» **Input records**:
=======

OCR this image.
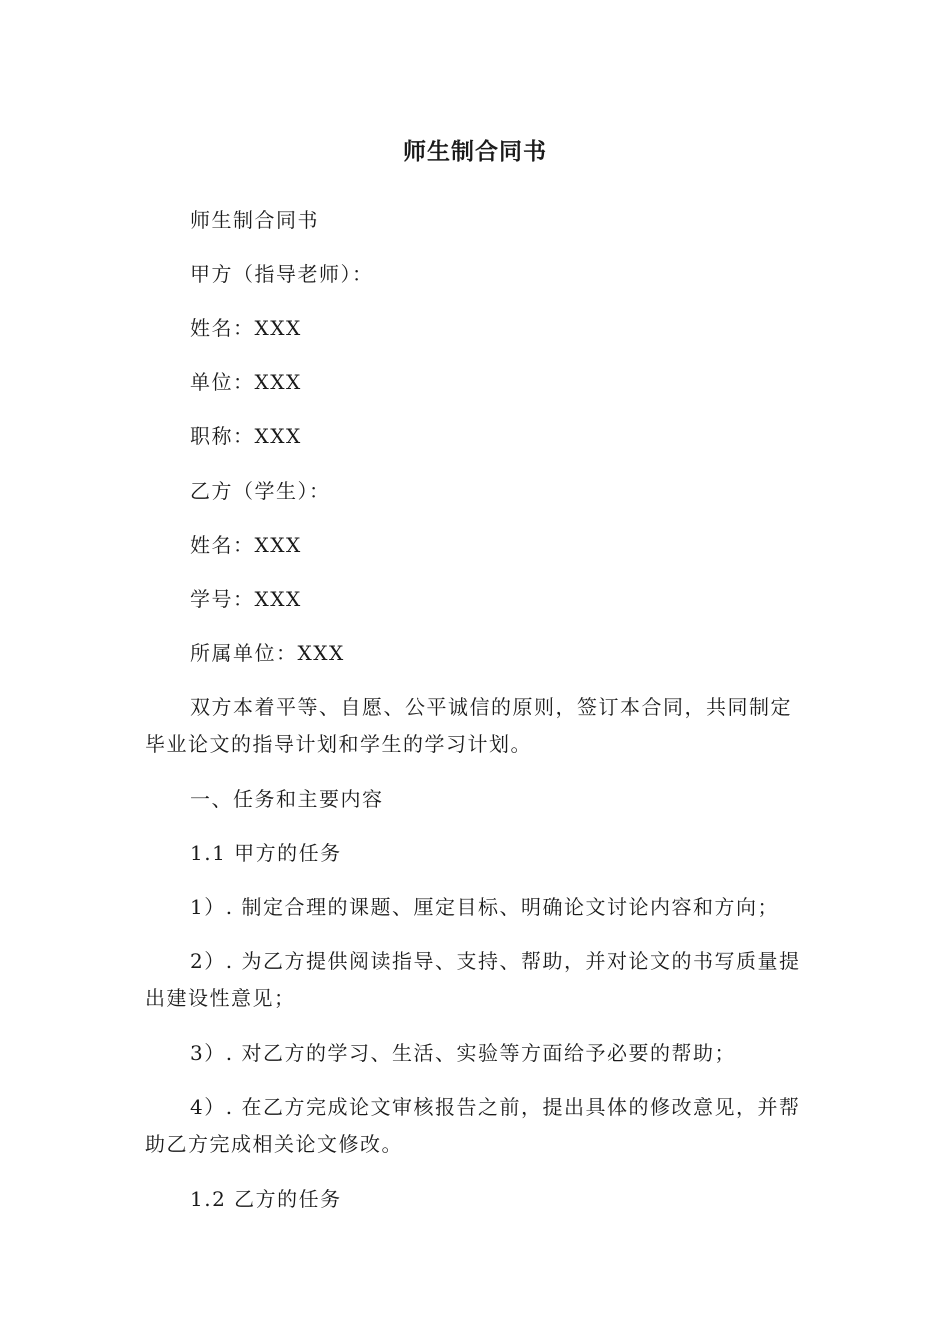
师生制合同书

师生制合同书

甲方（指导老师）：

姓名：XXX

单位：XXX

职称：XXX

乙方（学生）：

姓名：XXX

学号：XXX

所属单位：XXX

双方本着平等、自愿、公平诚信的原则，签订本合同，共同制定毕业论文的指导计划和学生的学习计划。

一、任务和主要内容

1.1 甲方的任务

1）. 制定合理的课题、厘定目标、明确论文讨论内容和方向；

2）. 为乙方提供阅读指导、支持、帮助，并对论文的书写质量提出建设性意见；

3）. 对乙方的学习、生活、实验等方面给予必要的帮助；

4）. 在乙方完成论文审核报告之前，提出具体的修改意见，并帮助乙方完成相关论文修改。

1.2 乙方的任务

=======

» **What is required**:
Go through the material above and print all of it exactly, except the pictures.

» **Task response**:
OCR this image.
师生制合同书

师生制合同书

甲方（指导老师）：

姓名：XXX

单位：XXX

职称：XXX

乙方（学生）：

姓名：XXX

学号：XXX

所属单位：XXX

双方本着平等、自愿、公平诚信的原则，签订本合同，共同制定毕业论文的指导计划和学生的学习计划。

一、任务和主要内容

1.1 甲方的任务

1）. 制定合理的课题、厘定目标、明确论文讨论内容和方向；

2）. 为乙方提供阅读指导、支持、帮助，并对论文的书写质量提出建设性意见；

3）. 对乙方的学习、生活、实验等方面给予必要的帮助；

4）. 在乙方完成论文审核报告之前，提出具体的修改意见，并帮助乙方完成相关论文修改。

1.2 乙方的任务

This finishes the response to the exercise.